WRITTEN INSTRUCTION =>
Repeat the data from its first line through the line that contains "117, 594, 134]", switching "Reactor Length" to "Tube Length" and leaving everything else unchanged.

RECORD SET =>
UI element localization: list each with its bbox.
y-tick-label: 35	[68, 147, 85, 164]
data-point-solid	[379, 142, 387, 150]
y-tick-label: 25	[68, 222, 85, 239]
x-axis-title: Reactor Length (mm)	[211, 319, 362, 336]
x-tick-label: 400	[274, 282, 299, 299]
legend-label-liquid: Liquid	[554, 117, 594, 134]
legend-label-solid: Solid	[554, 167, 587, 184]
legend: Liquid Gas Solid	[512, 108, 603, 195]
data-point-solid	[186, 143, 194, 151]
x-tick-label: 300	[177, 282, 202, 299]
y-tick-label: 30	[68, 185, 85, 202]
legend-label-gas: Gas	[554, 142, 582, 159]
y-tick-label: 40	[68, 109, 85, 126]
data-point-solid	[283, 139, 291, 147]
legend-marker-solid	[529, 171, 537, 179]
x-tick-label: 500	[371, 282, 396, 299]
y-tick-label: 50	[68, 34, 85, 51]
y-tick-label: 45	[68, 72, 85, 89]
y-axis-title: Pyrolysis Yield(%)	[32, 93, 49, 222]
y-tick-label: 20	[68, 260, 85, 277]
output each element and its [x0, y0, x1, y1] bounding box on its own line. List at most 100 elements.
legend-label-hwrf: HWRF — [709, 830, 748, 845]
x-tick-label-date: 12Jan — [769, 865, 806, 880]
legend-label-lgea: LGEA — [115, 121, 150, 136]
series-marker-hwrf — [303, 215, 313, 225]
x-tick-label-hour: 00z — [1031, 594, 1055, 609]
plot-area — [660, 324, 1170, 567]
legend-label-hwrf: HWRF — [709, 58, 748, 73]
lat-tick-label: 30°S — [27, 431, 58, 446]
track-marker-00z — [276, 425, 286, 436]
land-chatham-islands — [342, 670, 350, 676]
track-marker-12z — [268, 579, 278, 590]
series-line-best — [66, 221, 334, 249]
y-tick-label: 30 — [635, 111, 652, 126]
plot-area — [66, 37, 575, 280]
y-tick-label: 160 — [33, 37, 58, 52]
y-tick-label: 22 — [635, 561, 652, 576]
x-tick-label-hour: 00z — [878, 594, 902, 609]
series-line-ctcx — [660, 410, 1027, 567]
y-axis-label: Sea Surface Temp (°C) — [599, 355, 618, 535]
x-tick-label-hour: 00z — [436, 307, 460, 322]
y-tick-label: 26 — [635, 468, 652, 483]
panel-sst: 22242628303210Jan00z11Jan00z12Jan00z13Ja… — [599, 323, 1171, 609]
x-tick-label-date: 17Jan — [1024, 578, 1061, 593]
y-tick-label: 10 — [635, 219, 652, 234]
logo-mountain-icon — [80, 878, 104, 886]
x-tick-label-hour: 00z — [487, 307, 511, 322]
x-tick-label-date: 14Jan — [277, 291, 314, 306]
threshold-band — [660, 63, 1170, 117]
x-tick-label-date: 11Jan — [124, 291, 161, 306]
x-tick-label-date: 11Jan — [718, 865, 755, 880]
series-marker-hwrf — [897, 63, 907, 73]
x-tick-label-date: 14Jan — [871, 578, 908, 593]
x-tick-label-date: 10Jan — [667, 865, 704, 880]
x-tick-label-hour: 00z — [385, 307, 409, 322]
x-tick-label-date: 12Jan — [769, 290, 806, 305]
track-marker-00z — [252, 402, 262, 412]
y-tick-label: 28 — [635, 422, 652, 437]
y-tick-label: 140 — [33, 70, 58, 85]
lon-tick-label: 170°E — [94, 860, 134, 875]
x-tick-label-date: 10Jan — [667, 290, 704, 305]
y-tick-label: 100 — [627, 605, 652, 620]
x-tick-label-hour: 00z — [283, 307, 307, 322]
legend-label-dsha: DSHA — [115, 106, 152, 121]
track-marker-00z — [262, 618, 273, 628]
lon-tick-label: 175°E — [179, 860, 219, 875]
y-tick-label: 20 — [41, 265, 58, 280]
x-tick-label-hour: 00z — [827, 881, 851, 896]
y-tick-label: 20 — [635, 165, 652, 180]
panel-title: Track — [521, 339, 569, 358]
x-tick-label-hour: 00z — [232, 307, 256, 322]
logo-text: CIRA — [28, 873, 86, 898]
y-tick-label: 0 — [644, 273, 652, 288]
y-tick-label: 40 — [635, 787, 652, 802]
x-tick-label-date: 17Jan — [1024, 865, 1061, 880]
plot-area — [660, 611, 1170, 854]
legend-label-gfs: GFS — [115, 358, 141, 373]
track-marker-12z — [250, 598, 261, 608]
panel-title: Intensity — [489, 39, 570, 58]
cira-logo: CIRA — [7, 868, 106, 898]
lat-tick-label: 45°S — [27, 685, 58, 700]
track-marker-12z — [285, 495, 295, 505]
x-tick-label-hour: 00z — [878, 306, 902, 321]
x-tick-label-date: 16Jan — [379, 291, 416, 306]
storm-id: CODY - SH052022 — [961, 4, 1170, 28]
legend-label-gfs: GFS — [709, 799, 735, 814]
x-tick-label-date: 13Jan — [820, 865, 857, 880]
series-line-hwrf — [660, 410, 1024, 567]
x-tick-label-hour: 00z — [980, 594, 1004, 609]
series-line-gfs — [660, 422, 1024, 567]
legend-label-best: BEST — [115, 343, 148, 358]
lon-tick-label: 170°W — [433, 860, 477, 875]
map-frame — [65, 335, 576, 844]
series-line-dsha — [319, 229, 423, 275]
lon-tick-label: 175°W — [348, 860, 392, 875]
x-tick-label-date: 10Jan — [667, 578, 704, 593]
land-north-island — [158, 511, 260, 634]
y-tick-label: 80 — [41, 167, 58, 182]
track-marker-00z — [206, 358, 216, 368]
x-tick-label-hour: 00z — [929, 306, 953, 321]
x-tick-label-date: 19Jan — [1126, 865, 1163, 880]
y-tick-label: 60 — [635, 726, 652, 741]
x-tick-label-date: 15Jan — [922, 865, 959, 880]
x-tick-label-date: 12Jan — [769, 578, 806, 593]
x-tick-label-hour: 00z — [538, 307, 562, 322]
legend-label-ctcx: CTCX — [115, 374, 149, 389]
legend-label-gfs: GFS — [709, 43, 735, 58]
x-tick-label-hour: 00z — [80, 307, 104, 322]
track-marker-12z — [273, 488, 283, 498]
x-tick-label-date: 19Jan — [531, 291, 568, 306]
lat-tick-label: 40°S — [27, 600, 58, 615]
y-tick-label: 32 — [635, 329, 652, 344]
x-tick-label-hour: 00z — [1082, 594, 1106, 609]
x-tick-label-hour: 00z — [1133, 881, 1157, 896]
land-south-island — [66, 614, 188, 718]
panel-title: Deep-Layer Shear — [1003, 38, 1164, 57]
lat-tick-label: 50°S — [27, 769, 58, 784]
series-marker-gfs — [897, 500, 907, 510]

THE RESPONSE =>
UI element localization: list each with its bbox.
y-tick-label: 35	[68, 147, 85, 164]
data-point-solid	[379, 142, 387, 150]
y-tick-label: 25	[68, 222, 85, 239]
x-axis-title: Tube Length (mm)	[211, 319, 362, 336]
x-tick-label: 400	[274, 282, 299, 299]
legend-label-liquid: Liquid	[554, 117, 594, 134]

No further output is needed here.